◆ WHAT TO WORK ON:
In the entries that follow, how many lines contain "जनवर"? Answer with the number only.

◆ DATA FOR THE TASK:
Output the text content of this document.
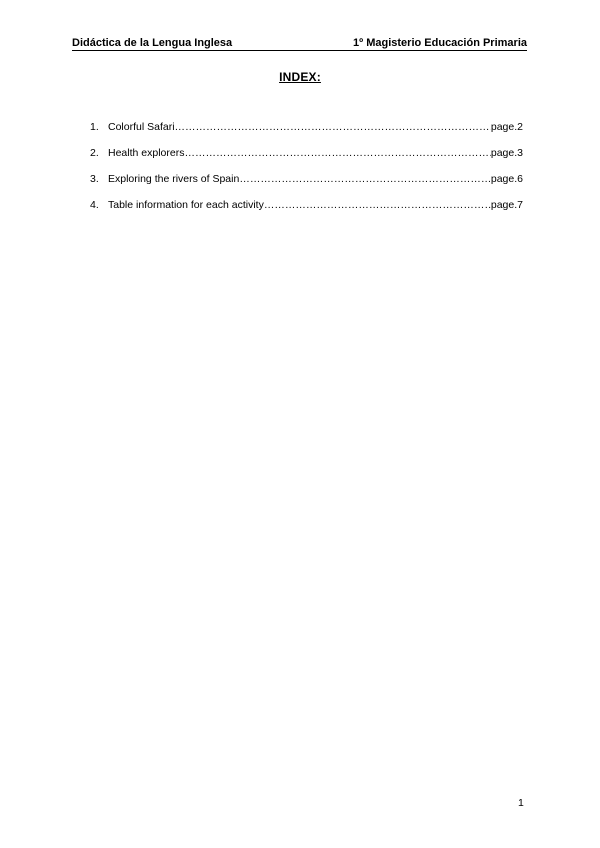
Didáctica de la Lengua Inglesa	1º Magisterio Educación Primaria
INDEX:
1. Colorful Safari …………………………………………………………………………………………………………………………………………	page.2
2. Health explorers …………………………………………………………………………………………………………………………………………	page.3
3. Exploring the rivers of Spain …………………………………………………………………………………………………………………………………………	page.6
4. Table information for each activity …………………………………………………………………………………………………………………………………………	page.7
1
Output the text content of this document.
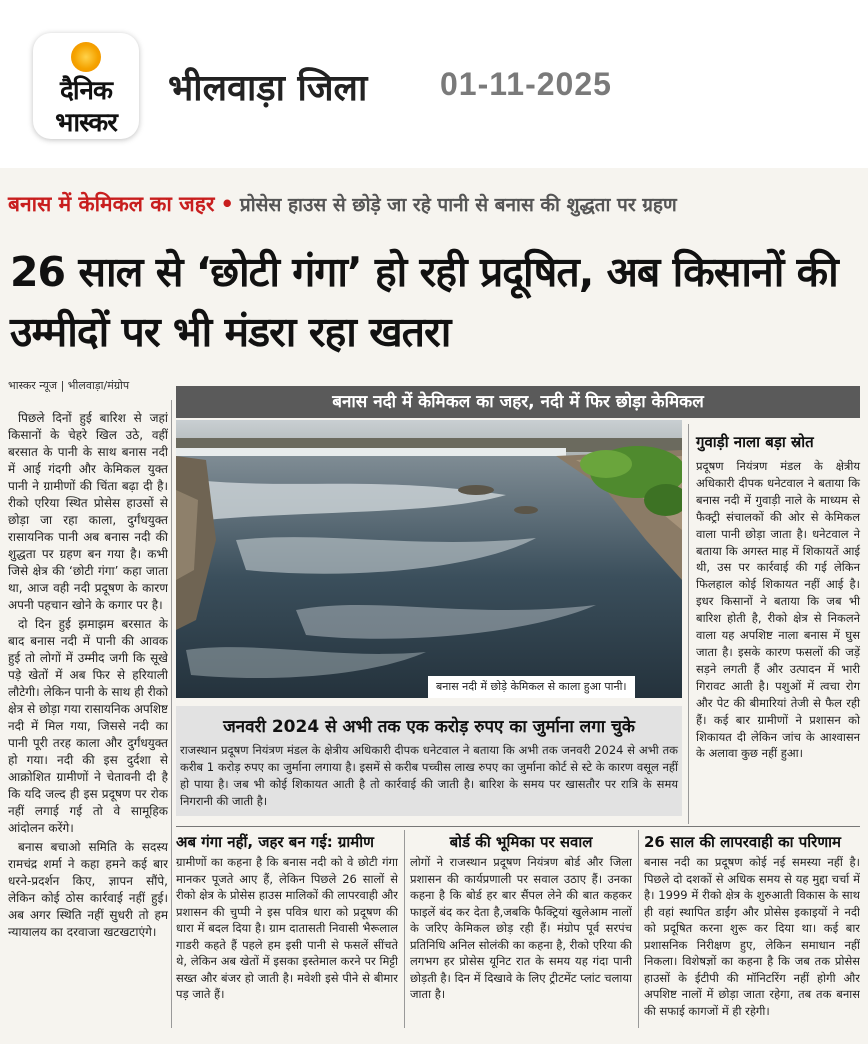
दैनिक
भास्कर
भीलवाड़ा जिला 01-11-2025
बनास में केमिकल का जहर • प्रोसेस हाउस से छोड़े जा रहे पानी से बनास की शुद्धता पर ग्रहण
26 साल से ‘छोटी गंगा’ हो रही प्रदूषित, अब किसानों की उम्मीदों पर भी मंडरा रहा खतरा
भास्कर न्यूज | भीलवाड़ा/मंग्रोप
बनास नदी में केमिकल का जहर, नदी में फिर छोड़ा केमिकल
बनास नदी में छोड़े केमिकल से काला हुआ पानी।

पिछले दिनों हुई बारिश से जहां किसानों के चेहरे खिल उठे, वहीं बरसात के पानी के साथ बनास नदी में आई गंदगी और केमिकल युक्त पानी ने ग्रामीणों की चिंता बढ़ा दी है। रीको एरिया स्थित प्रोसेस हाउसों से छोड़ा जा रहा काला, दुर्गंधयुक्त रासायनिक पानी अब बनास नदी की शुद्धता पर ग्रहण बन गया है। कभी जिसे क्षेत्र की ‘छोटी गंगा’ कहा जाता था, आज वही नदी प्रदूषण के कारण अपनी पहचान खोने के कगार पर है।

दो दिन हुई झमाझम बरसात के बाद बनास नदी में पानी की आवक हुई तो लोगों में उम्मीद जगी कि सूखे पड़े खेतों में अब फिर से हरियाली लौटेगी। लेकिन पानी के साथ ही रीको क्षेत्र से छोड़ा गया रासायनिक अपशिष्ट नदी में मिल गया, जिससे नदी का पानी पूरी तरह काला और दुर्गंधयुक्त हो गया। नदी की इस दुर्दशा से आक्रोशित ग्रामीणों ने चेतावनी दी है कि यदि जल्द ही इस प्रदूषण पर रोक नहीं लगाई गई तो वे सामूहिक आंदोलन करेंगे।

बनास बचाओ समिति के सदस्य रामचंद्र शर्मा ने कहा हमने कई बार धरने-प्रदर्शन किए, ज्ञापन सौंपे, लेकिन कोई ठोस कार्रवाई नहीं हुई। अब अगर स्थिति नहीं सुधरी तो हम न्यायालय का दरवाजा खटखटाएंगे।

गुवाड़ी नाला बड़ा स्रोत
प्रदूषण नियंत्रण मंडल के क्षेत्रीय अधिकारी दीपक धनेटवाल ने बताया कि बनास नदी में गुवाड़ी नाले के माध्यम से फैक्ट्री संचालकों की ओर से केमिकल वाला पानी छोड़ा जाता है। धनेटवाल ने बताया कि अगस्त माह में शिकायतें आई थी, उस पर कार्रवाई की गई लेकिन फिलहाल कोई शिकायत नहीं आई है। इधर किसानों ने बताया कि जब भी बारिश होती है, रीको क्षेत्र से निकलने वाला यह अपशिष्ट नाला बनास में घुस जाता है। इसके कारण फसलों की जड़ें सड़ने लगती हैं और उत्पादन में भारी गिरावट आती है। पशुओं में त्वचा रोग और पेट की बीमारियां तेजी से फैल रही हैं। कई बार ग्रामीणों ने प्रशासन को शिकायत दी लेकिन जांच के आश्वासन के अलावा कुछ नहीं हुआ।
जनवरी 2024 से अभी तक एक करोड़ रुपए का जुर्माना लगा चुके
राजस्थान प्रदूषण नियंत्रण मंडल के क्षेत्रीय अधिकारी दीपक धनेटवाल ने बताया कि अभी तक जनवरी 2024 से अभी तक करीब 1 करोड़ रुपए का जुर्माना लगाया है। इसमें से करीब पच्चीस लाख रुपए का जुर्माना कोर्ट से स्टे के कारण वसूल नहीं हो पाया है। जब भी कोई शिकायत आती है तो कार्रवाई की जाती है। बारिश के समय पर खासतौर पर रात्रि के समय निगरानी की जाती है।
अब गंगा नहीं, जहर बन गई: ग्रामीण
ग्रामीणों का कहना है कि बनास नदी को वे छोटी गंगा मानकर पूजते आए हैं, लेकिन पिछले 26 सालों से रीको क्षेत्र के प्रोसेस हाउस मालिकों की लापरवाही और प्रशासन की चुप्पी ने इस पवित्र धारा को प्रदूषण की धारा में बदल दिया है। ग्राम दातासती निवासी भैरूलाल गाडरी कहते हैं पहले हम इसी पानी से फसलें सींचते थे, लेकिन अब खेतों में इसका इस्तेमाल करने पर मिट्टी सख्त और बंजर हो जाती है। मवेशी इसे पीने से बीमार पड़ जाते हैं।
बोर्ड की भूमिका पर सवाल
लोगों ने राजस्थान प्रदूषण नियंत्रण बोर्ड और जिला प्रशासन की कार्यप्रणाली पर सवाल उठाए हैं। उनका कहना है कि बोर्ड हर बार सैंपल लेने की बात कहकर फाइलें बंद कर देता है,जबकि फैक्ट्रियां खुलेआम नालों के जरिए केमिकल छोड़ रही हैं। मंग्रोप पूर्व सरपंच प्रतिनिधि अनिल सोलंकी का कहना है, रीको एरिया की लगभग हर प्रोसेस यूनिट रात के समय यह गंदा पानी छोड़ती है। दिन में दिखावे के लिए ट्रीटमेंट प्लांट चलाया जाता है।
26 साल की लापरवाही का परिणाम
बनास नदी का प्रदूषण कोई नई समस्या नहीं है। पिछले दो दशकों से अधिक समय से यह मुद्दा चर्चा में है। 1999 में रीको क्षेत्र के शुरुआती विकास के साथ ही वहां स्थापित डाईंग और प्रोसेस इकाइयों ने नदी को प्रदूषित करना शुरू कर दिया था। कई बार प्रशासनिक निरीक्षण हुए, लेकिन समाधान नहीं निकला। विशेषज्ञों का कहना है कि जब तक प्रोसेस हाउसों के ईटीपी की मॉनिटरिंग नहीं होगी और अपशिष्ट नालों में छोड़ा जाता रहेगा, तब तक बनास की सफाई कागजों में ही रहेगी।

◆ TASK RESPONSE:
2